• Exercise prompt:
Without including the pictures, copy out every line below.
· · · · ·
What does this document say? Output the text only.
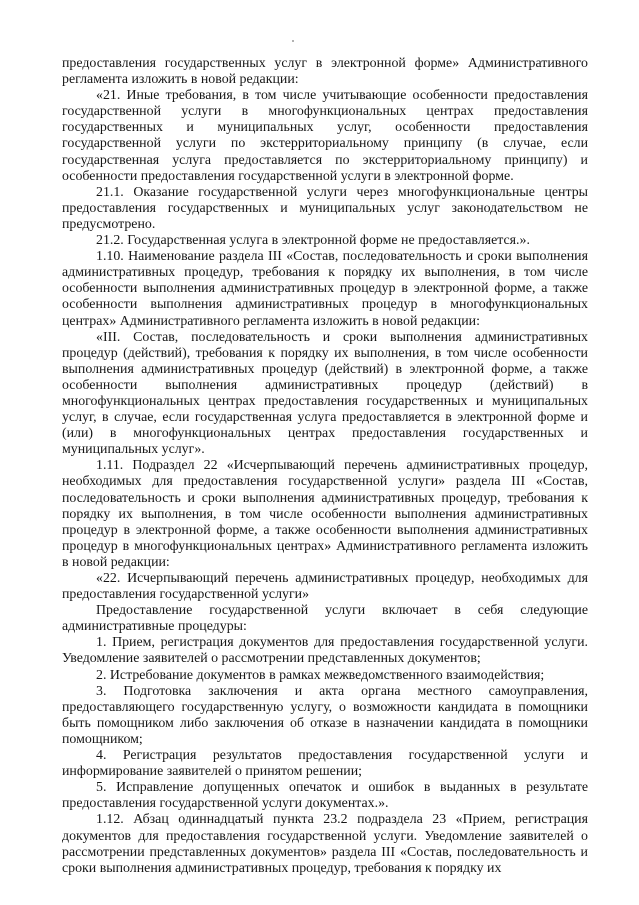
предоставления государственных услуг в электронной форме» Административного регламента изложить в новой редакции:

«21. Иные требования, в том числе учитывающие особенности предоставления государственной услуги в многофункциональных центрах предоставления государственных и муниципальных услуг, особенности предоставления государственной услуги по экстерриториальному принципу (в случае, если государственная услуга предоставляется по экстерриториальному принципу) и особенности предоставления государственной услуги в электронной форме.

21.1. Оказание государственной услуги через многофункциональные центры предоставления государственных и муниципальных услуг законодательством не предусмотрено.

21.2. Государственная услуга в электронной форме не предоставляется.».

1.10. Наименование раздела III «Состав, последовательность и сроки выполнения административных процедур, требования к порядку их выполнения, в том числе особенности выполнения административных процедур в электронной форме, а также особенности выполнения административных процедур в многофункциональных центрах» Административного регламента изложить в новой редакции:

«III. Состав, последовательность и сроки выполнения административных процедур (действий), требования к порядку их выполнения, в том числе особенности выполнения административных процедур (действий) в электронной форме, а также особенности выполнения административных процедур (действий) в многофункциональных центрах предоставления государственных и муниципальных услуг, в случае, если государственная услуга предоставляется в электронной форме и (или) в многофункциональных центрах предоставления государственных и муниципальных услуг».

1.11. Подраздел 22 «Исчерпывающий перечень административных процедур, необходимых для предоставления государственной услуги» раздела III «Состав, последовательность и сроки выполнения административных процедур, требования к порядку их выполнения, в том числе особенности выполнения административных процедур в электронной форме, а также особенности выполнения административных процедур в многофункциональных центрах» Административного регламента изложить в новой редакции:

«22. Исчерпывающий перечень административных процедур, необходимых для предоставления государственной услуги»

Предоставление государственной услуги включает в себя следующие административные процедуры:

1. Прием, регистрация документов для предоставления государственной услуги. Уведомление заявителей о рассмотрении представленных документов;

2. Истребование документов в рамках межведомственного взаимодействия;

3. Подготовка заключения и акта органа местного самоуправления, предоставляющего государственную услугу, о возможности кандидата в помощники быть помощником либо заключения об отказе в назначении кандидата в помощники помощником;

4. Регистрация результатов предоставления государственной услуги и информирование заявителей о принятом решении;

5. Исправление допущенных опечаток и ошибок в выданных в результате предоставления государственной услуги документах.».

1.12. Абзац одиннадцатый пункта 23.2 подраздела 23 «Прием, регистрация документов для предоставления государственной услуги. Уведомление заявителей о рассмотрении представленных документов» раздела III «Состав, последовательность и сроки выполнения административных процедур, требования к порядку их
· · · · ·
• Solution to this task:
What does this document say? Output the text only.
предоставления государственных услуг в электронной форме» Административного регламента изложить в новой редакции:

«21. Иные требования, в том числе учитывающие особенности предоставления государственной услуги в многофункциональных центрах предоставления государственных и муниципальных услуг, особенности предоставления государственной услуги по экстерриториальному принципу (в случае, если государственная услуга предоставляется по экстерриториальному принципу) и особенности предоставления государственной услуги в электронной форме.

21.1. Оказание государственной услуги через многофункциональные центры предоставления государственных и муниципальных услуг законодательством не предусмотрено.

21.2. Государственная услуга в электронной форме не предоставляется.».

1.10. Наименование раздела III «Состав, последовательность и сроки выполнения административных процедур, требования к порядку их выполнения, в том числе особенности выполнения административных процедур в электронной форме, а также особенности выполнения административных процедур в многофункциональных центрах» Административного регламента изложить в новой редакции:

«III. Состав, последовательность и сроки выполнения административных процедур (действий), требования к порядку их выполнения, в том числе особенности выполнения административных процедур (действий) в электронной форме, а также особенности выполнения административных процедур (действий) в многофункциональных центрах предоставления государственных и муниципальных услуг, в случае, если государственная услуга предоставляется в электронной форме и (или) в многофункциональных центрах предоставления государственных и муниципальных услуг».

1.11. Подраздел 22 «Исчерпывающий перечень административных процедур, необходимых для предоставления государственной услуги» раздела III «Состав, последовательность и сроки выполнения административных процедур, требования к порядку их выполнения, в том числе особенности выполнения административных процедур в электронной форме, а также особенности выполнения административных процедур в многофункциональных центрах» Административного регламента изложить в новой редакции:

«22. Исчерпывающий перечень административных процедур, необходимых для предоставления государственной услуги»

Предоставление государственной услуги включает в себя следующие административные процедуры:

1. Прием, регистрация документов для предоставления государственной услуги. Уведомление заявителей о рассмотрении представленных документов;

2. Истребование документов в рамках межведомственного взаимодействия;

3. Подготовка заключения и акта органа местного самоуправления, предоставляющего государственную услугу, о возможности кандидата в помощники быть помощником либо заключения об отказе в назначении кандидата в помощники помощником;

4. Регистрация результатов предоставления государственной услуги и информирование заявителей о принятом решении;

5. Исправление допущенных опечаток и ошибок в выданных в результате предоставления государственной услуги документах.».

1.12. Абзац одиннадцатый пункта 23.2 подраздела 23 «Прием, регистрация документов для предоставления государственной услуги. Уведомление заявителей о рассмотрении представленных документов» раздела III «Состав, последовательность и сроки выполнения административных процедур, требования к порядку их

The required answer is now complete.